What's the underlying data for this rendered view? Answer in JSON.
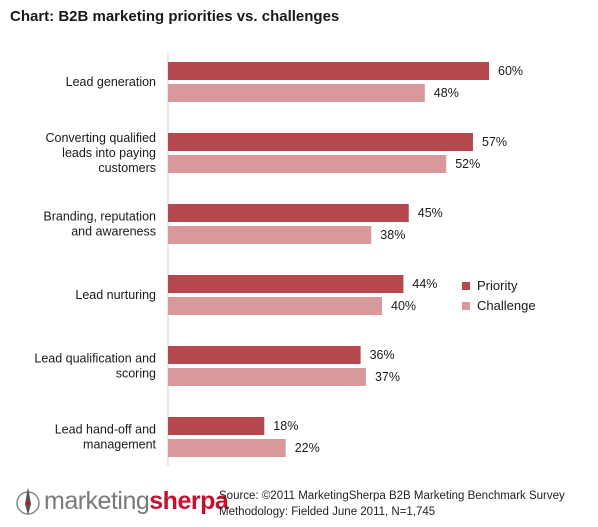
{
  "title": "Chart: B2B marketing priorities vs. challenges",
  "colors": {
    "priority": "#b5474e",
    "challenge": "#d9999b"
  },
  "chart_data": {
    "type": "bar",
    "orientation": "horizontal",
    "categories": [
      [
        "Lead generation"
      ],
      [
        "Converting qualified",
        "leads into paying",
        "customers"
      ],
      [
        "Branding, reputation",
        "and awareness"
      ],
      [
        "Lead nurturing"
      ],
      [
        "Lead qualification and",
        "scoring"
      ],
      [
        "Lead hand-off and",
        "management"
      ]
    ],
    "series": [
      {
        "name": "Priority",
        "values": [
          60,
          57,
          45,
          44,
          36,
          18
        ],
        "labels": [
          "60%",
          "57%",
          "45%",
          "44%",
          "36%",
          "18%"
        ]
      },
      {
        "name": "Challenge",
        "values": [
          48,
          52,
          38,
          40,
          37,
          22
        ],
        "labels": [
          "48%",
          "52%",
          "38%",
          "40%",
          "37%",
          "22%"
        ]
      }
    ],
    "xlim": [
      0,
      60
    ],
    "grid": false,
    "legend": "right"
  },
  "footer": {
    "logo_part1": "marketing",
    "logo_part2": "sherpa",
    "source_line": "Source: ©2011 MarketingSherpa B2B Marketing Benchmark Survey",
    "methodology_line": "Methodology: Fielded June 2011, N=1,745"
  }
}
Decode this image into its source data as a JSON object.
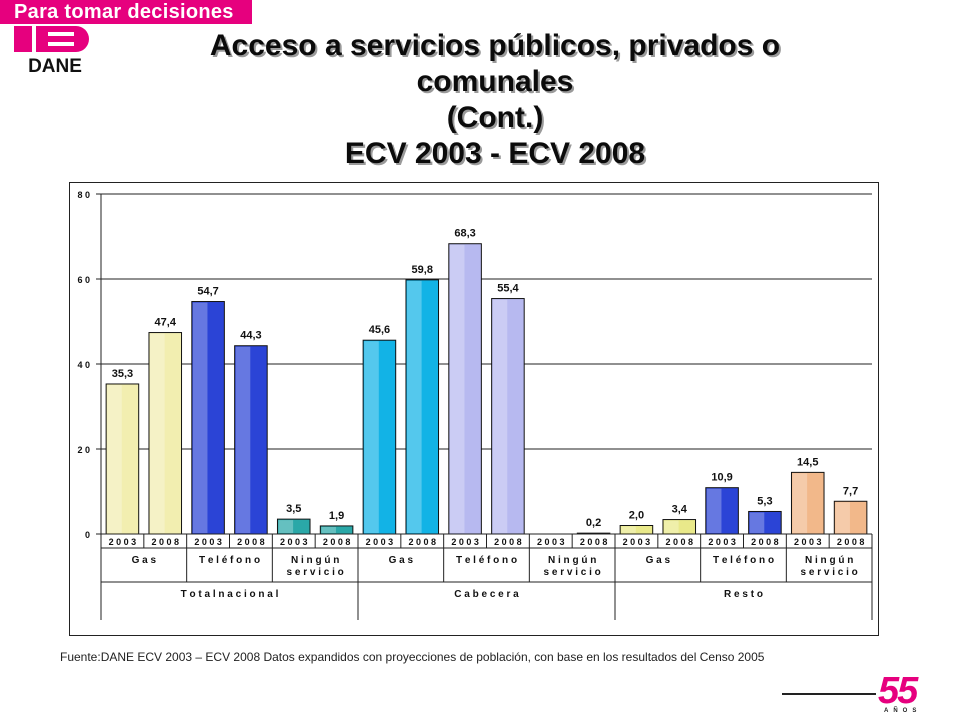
{
  "header": {
    "tagline": "Para tomar decisiones",
    "logo_text": "DANE",
    "title_lines": [
      "Acceso a servicios públicos, privados o",
      "comunales",
      "(Cont.)",
      "ECV 2003 - ECV 2008"
    ]
  },
  "colors": {
    "brand_magenta": "#e6007e",
    "gas": "#f2eeb0",
    "telefono": "#2b44d6",
    "ningun_servicio_total": "#2aa8a8",
    "cabecera_gas": "#12b3e6",
    "cabecera_telefono": "#b7b9f0",
    "resto_gas": "#e9e98a",
    "resto_ningun": "#f2b88a"
  },
  "chart_data": {
    "type": "bar",
    "ylim": [
      0,
      80
    ],
    "yticks": [
      "0",
      "20",
      "40",
      "60",
      "80"
    ],
    "grid": true,
    "bars": [
      {
        "year": "2003",
        "value": 35.3,
        "label": "35,3",
        "service": "Gas",
        "area": "Total nacional"
      },
      {
        "year": "2008",
        "value": 47.4,
        "label": "47,4",
        "service": "Gas",
        "area": "Total nacional"
      },
      {
        "year": "2003",
        "value": 54.7,
        "label": "54,7",
        "service": "Teléfono",
        "area": "Total nacional"
      },
      {
        "year": "2008",
        "value": 44.3,
        "label": "44,3",
        "service": "Teléfono",
        "area": "Total nacional"
      },
      {
        "year": "2003",
        "value": 3.5,
        "label": "3,5",
        "service": "Ningún servicio",
        "area": "Total nacional"
      },
      {
        "year": "2008",
        "value": 1.9,
        "label": "1,9",
        "service": "Ningún servicio",
        "area": "Total nacional"
      },
      {
        "year": "2003",
        "value": 45.6,
        "label": "45,6",
        "service": "Gas",
        "area": "Cabecera"
      },
      {
        "year": "2008",
        "value": 59.8,
        "label": "59,8",
        "service": "Gas",
        "area": "Cabecera"
      },
      {
        "year": "2003",
        "value": 68.3,
        "label": "68,3",
        "service": "Teléfono",
        "area": "Cabecera"
      },
      {
        "year": "2008",
        "value": 55.4,
        "label": "55,4",
        "service": "Teléfono",
        "area": "Cabecera"
      },
      {
        "year": "2003",
        "value": 0,
        "label": "",
        "service": "Ningún servicio",
        "area": "Cabecera"
      },
      {
        "year": "2008",
        "value": 0.2,
        "label": "0,2",
        "service": "Ningún servicio",
        "area": "Cabecera"
      },
      {
        "year": "2003",
        "value": 2.0,
        "label": "2,0",
        "service": "Gas",
        "area": "Resto"
      },
      {
        "year": "2008",
        "value": 3.4,
        "label": "3,4",
        "service": "Gas",
        "area": "Resto"
      },
      {
        "year": "2003",
        "value": 10.9,
        "label": "10,9",
        "service": "Teléfono",
        "area": "Resto"
      },
      {
        "year": "2008",
        "value": 5.3,
        "label": "5,3",
        "service": "Teléfono",
        "area": "Resto"
      },
      {
        "year": "2003",
        "value": 14.5,
        "label": "14,5",
        "service": "Ningún servicio",
        "area": "Resto"
      },
      {
        "year": "2008",
        "value": 7.7,
        "label": "7,7",
        "service": "Ningún servicio",
        "area": "Resto"
      }
    ],
    "services": [
      {
        "lines": [
          "Gas"
        ]
      },
      {
        "lines": [
          "Teléfono"
        ]
      },
      {
        "lines": [
          "Ningún",
          "servicio"
        ]
      },
      {
        "lines": [
          "Gas"
        ]
      },
      {
        "lines": [
          "Teléfono"
        ]
      },
      {
        "lines": [
          "Ningún",
          "servicio"
        ]
      },
      {
        "lines": [
          "Gas"
        ]
      },
      {
        "lines": [
          "Teléfono"
        ]
      },
      {
        "lines": [
          "Ningún",
          "servicio"
        ]
      }
    ],
    "areas": [
      "Total nacional",
      "Cabecera",
      "Resto"
    ],
    "bar_colors": [
      "gas",
      "gas",
      "telefono",
      "telefono",
      "ningun_servicio_total",
      "ningun_servicio_total",
      "cabecera_gas",
      "cabecera_gas",
      "cabecera_telefono",
      "cabecera_telefono",
      "gas",
      "gas",
      "resto_gas",
      "resto_gas",
      "telefono",
      "telefono",
      "resto_ningun",
      "resto_ningun"
    ]
  },
  "footer": {
    "source": "Fuente:DANE ECV 2003 – ECV 2008 Datos expandidos con proyecciones de población, con base en los resultados del Censo 2005",
    "anniversary_number": "55",
    "anniversary_word": "AÑOS"
  }
}
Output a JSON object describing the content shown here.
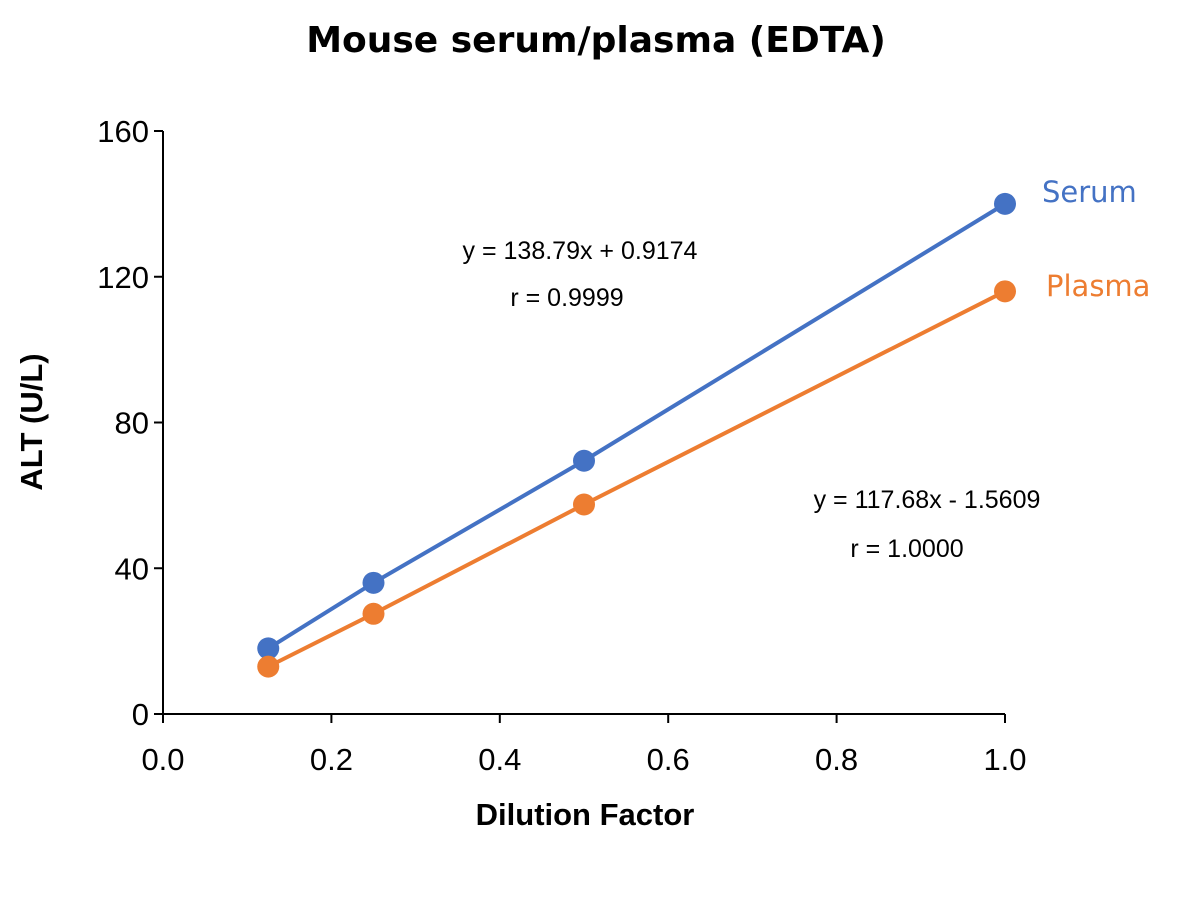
{
  "chart_data": {
    "type": "line",
    "title": "Mouse serum/plasma (EDTA)",
    "xlabel": "Dilution Factor",
    "ylabel": "ALT (U/L)",
    "xlim": [
      0,
      1
    ],
    "ylim": [
      0,
      160
    ],
    "x_ticks": [
      "0.0",
      "0.2",
      "0.4",
      "0.6",
      "0.8",
      "1.0"
    ],
    "y_ticks": [
      "0",
      "40",
      "80",
      "120",
      "160"
    ],
    "grid": false,
    "legend": "series labels at right end of each line",
    "series": [
      {
        "name": "Serum",
        "color": "#4472C4",
        "x": [
          0.125,
          0.25,
          0.5,
          1.0
        ],
        "y": [
          18.0,
          36.0,
          69.5,
          140.0
        ],
        "equation": "y = 138.79x + 0.9174",
        "r": "r = 0.9999"
      },
      {
        "name": "Plasma",
        "color": "#ED7D31",
        "x": [
          0.125,
          0.25,
          0.5,
          1.0
        ],
        "y": [
          13.0,
          27.5,
          57.5,
          116.0
        ],
        "equation": "y = 117.68x - 1.5609",
        "r": "r = 1.0000"
      }
    ]
  }
}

* * *

- Task details
Retype each entry precisely. Skip images entirely.

- The solution
What's the underlying data for this rendered view? Answer in JSON.
{
  "title": "Chart: B2B marketing priorities vs. challenges",
  "colors": {
    "priority": "#b5474e",
    "challenge": "#d9999b"
  },
  "chart_data": {
    "type": "bar",
    "orientation": "horizontal",
    "categories": [
      [
        "Lead generation"
      ],
      [
        "Converting qualified",
        "leads into paying",
        "customers"
      ],
      [
        "Branding, reputation",
        "and awareness"
      ],
      [
        "Lead nurturing"
      ],
      [
        "Lead qualification and",
        "scoring"
      ],
      [
        "Lead hand-off and",
        "management"
      ]
    ],
    "series": [
      {
        "name": "Priority",
        "values": [
          60,
          57,
          45,
          44,
          36,
          18
        ],
        "labels": [
          "60%",
          "57%",
          "45%",
          "44%",
          "36%",
          "18%"
        ]
      },
      {
        "name": "Challenge",
        "values": [
          48,
          52,
          38,
          40,
          37,
          22
        ],
        "labels": [
          "48%",
          "52%",
          "38%",
          "40%",
          "37%",
          "22%"
        ]
      }
    ],
    "xlim": [
      0,
      60
    ],
    "grid": false,
    "legend": "right"
  },
  "footer": {
    "logo_part1": "marketing",
    "logo_part2": "sherpa",
    "source_line": "Source: ©2011 MarketingSherpa B2B Marketing Benchmark Survey",
    "methodology_line": "Methodology: Fielded June 2011, N=1,745"
  }
}
Decode this image into its source data as a JSON object.
{
  "header": {
    "tagline": "Para tomar decisiones",
    "logo_text": "DANE",
    "title_lines": [
      "Acceso a servicios públicos, privados o",
      "comunales",
      "(Cont.)",
      "ECV 2003 - ECV 2008"
    ]
  },
  "colors": {
    "brand_magenta": "#e6007e",
    "gas": "#f2eeb0",
    "telefono": "#2b44d6",
    "ningun_servicio_total": "#2aa8a8",
    "cabecera_gas": "#12b3e6",
    "cabecera_telefono": "#b7b9f0",
    "resto_gas": "#e9e98a",
    "resto_ningun": "#f2b88a"
  },
  "chart_data": {
    "type": "bar",
    "ylim": [
      0,
      80
    ],
    "yticks": [
      "0",
      "20",
      "40",
      "60",
      "80"
    ],
    "grid": true,
    "bars": [
      {
        "year": "2003",
        "value": 35.3,
        "label": "35,3",
        "service": "Gas",
        "area": "Total nacional"
      },
      {
        "year": "2008",
        "value": 47.4,
        "label": "47,4",
        "service": "Gas",
        "area": "Total nacional"
      },
      {
        "year": "2003",
        "value": 54.7,
        "label": "54,7",
        "service": "Teléfono",
        "area": "Total nacional"
      },
      {
        "year": "2008",
        "value": 44.3,
        "label": "44,3",
        "service": "Teléfono",
        "area": "Total nacional"
      },
      {
        "year": "2003",
        "value": 3.5,
        "label": "3,5",
        "service": "Ningún servicio",
        "area": "Total nacional"
      },
      {
        "year": "2008",
        "value": 1.9,
        "label": "1,9",
        "service": "Ningún servicio",
        "area": "Total nacional"
      },
      {
        "year": "2003",
        "value": 45.6,
        "label": "45,6",
        "service": "Gas",
        "area": "Cabecera"
      },
      {
        "year": "2008",
        "value": 59.8,
        "label": "59,8",
        "service": "Gas",
        "area": "Cabecera"
      },
      {
        "year": "2003",
        "value": 68.3,
        "label": "68,3",
        "service": "Teléfono",
        "area": "Cabecera"
      },
      {
        "year": "2008",
        "value": 55.4,
        "label": "55,4",
        "service": "Teléfono",
        "area": "Cabecera"
      },
      {
        "year": "2003",
        "value": 0,
        "label": "",
        "service": "Ningún servicio",
        "area": "Cabecera"
      },
      {
        "year": "2008",
        "value": 0.2,
        "label": "0,2",
        "service": "Ningún servicio",
        "area": "Cabecera"
      },
      {
        "year": "2003",
        "value": 2.0,
        "label": "2,0",
        "service": "Gas",
        "area": "Resto"
      },
      {
        "year": "2008",
        "value": 3.4,
        "label": "3,4",
        "service": "Gas",
        "area": "Resto"
      },
      {
        "year": "2003",
        "value": 10.9,
        "label": "10,9",
        "service": "Teléfono",
        "area": "Resto"
      },
      {
        "year": "2008",
        "value": 5.3,
        "label": "5,3",
        "service": "Teléfono",
        "area": "Resto"
      },
      {
        "year": "2003",
        "value": 14.5,
        "label": "14,5",
        "service": "Ningún servicio",
        "area": "Resto"
      },
      {
        "year": "2008",
        "value": 7.7,
        "label": "7,7",
        "service": "Ningún servicio",
        "area": "Resto"
      }
    ],
    "services": [
      {
        "lines": [
          "Gas"
        ]
      },
      {
        "lines": [
          "Teléfono"
        ]
      },
      {
        "lines": [
          "Ningún",
          "servicio"
        ]
      },
      {
        "lines": [
          "Gas"
        ]
      },
      {
        "lines": [
          "Teléfono"
        ]
      },
      {
        "lines": [
          "Ningún",
          "servicio"
        ]
      },
      {
        "lines": [
          "Gas"
        ]
      },
      {
        "lines": [
          "Teléfono"
        ]
      },
      {
        "lines": [
          "Ningún",
          "servicio"
        ]
      }
    ],
    "areas": [
      "Total nacional",
      "Cabecera",
      "Resto"
    ],
    "bar_colors": [
      "gas",
      "gas",
      "telefono",
      "telefono",
      "ningun_servicio_total",
      "ningun_servicio_total",
      "cabecera_gas",
      "cabecera_gas",
      "cabecera_telefono",
      "cabecera_telefono",
      "gas",
      "gas",
      "resto_gas",
      "resto_gas",
      "telefono",
      "telefono",
      "resto_ningun",
      "resto_ningun"
    ]
  },
  "footer": {
    "source": "Fuente:DANE ECV 2003 – ECV 2008 Datos expandidos con proyecciones de población, con base en los resultados del Censo 2005",
    "anniversary_number": "55",
    "anniversary_word": "AÑOS"
  }
}
Output a JSON object describing the content shown here.
{
  "chart_data": {
    "type": "line",
    "title": "Mouse serum/plasma (EDTA)",
    "xlabel": "Dilution Factor",
    "ylabel": "ALT (U/L)",
    "xlim": [
      0,
      1
    ],
    "ylim": [
      0,
      160
    ],
    "x_ticks": [
      "0.0",
      "0.2",
      "0.4",
      "0.6",
      "0.8",
      "1.0"
    ],
    "y_ticks": [
      "0",
      "40",
      "80",
      "120",
      "160"
    ],
    "grid": false,
    "legend": "series labels at right end of each line",
    "series": [
      {
        "name": "Serum",
        "color": "#4472C4",
        "x": [
          0.125,
          0.25,
          0.5,
          1.0
        ],
        "y": [
          18.0,
          36.0,
          69.5,
          140.0
        ],
        "equation": "y = 138.79x + 0.9174",
        "r": "r = 0.9999"
      },
      {
        "name": "Plasma",
        "color": "#ED7D31",
        "x": [
          0.125,
          0.25,
          0.5,
          1.0
        ],
        "y": [
          13.0,
          27.5,
          57.5,
          116.0
        ],
        "equation": "y = 117.68x - 1.5609",
        "r": "r = 1.0000"
      }
    ]
  }
}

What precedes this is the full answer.